## BEGIN Extracted information
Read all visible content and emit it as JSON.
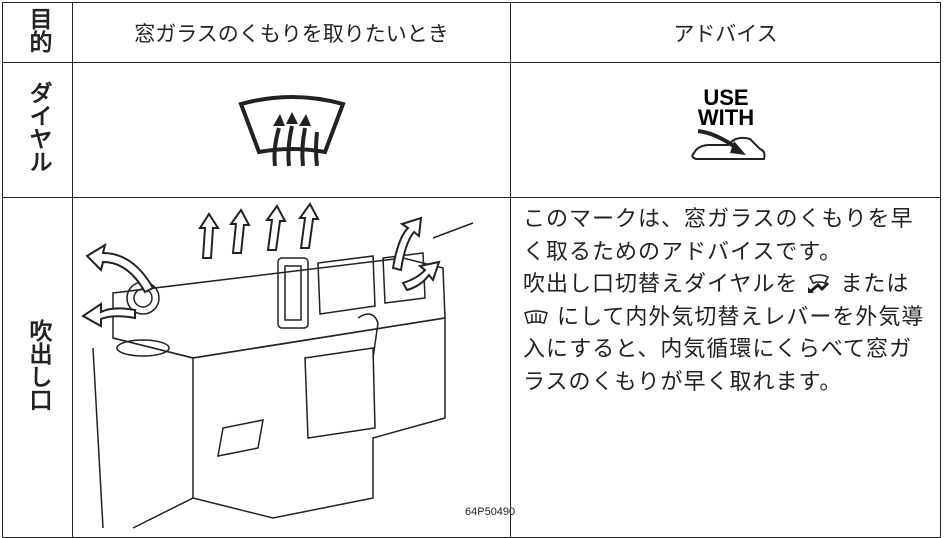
{
  "table": {
    "header": [
      "目的",
      "窓ガラスのくもりを取りたいとき",
      "アドバイス"
    ],
    "rows": [
      {
        "label": "ダイヤル",
        "advice_icon": [
          "USE",
          "WITH"
        ]
      },
      {
        "label": "吹出し口",
        "figure_code": "64P50490",
        "advice": [
          "このマークは、窓ガラスのくもりを早く取るためのアドバイスです。",
          "吹出し口切替えダイヤルを",
          "または",
          "にして内外気切替えレバーを外気導入にすると、内気循環にくらべて窓ガラスのくもりが早く取れます。"
        ]
      }
    ]
  }
}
## END Extracted information
What to produce.
Pictures are excluded; copy every other part of the records exactly.

Reply to the exercise.
Read all visible content and emit it as JSON.
{
  "table": {
    "header": [
      "目的",
      "窓ガラスのくもりを取りたいとき",
      "アドバイス"
    ],
    "rows": [
      {
        "label": "ダイヤル",
        "advice_icon": [
          "USE",
          "WITH"
        ]
      },
      {
        "label": "吹出し口",
        "figure_code": "64P50490",
        "advice": [
          "このマークは、窓ガラスのくもりを早く取るためのアドバイスです。",
          "吹出し口切替えダイヤルを",
          "または",
          "にして内外気切替えレバーを外気導入にすると、内気循環にくらべて窓ガラスのくもりが早く取れます。"
        ]
      }
    ]
  }
}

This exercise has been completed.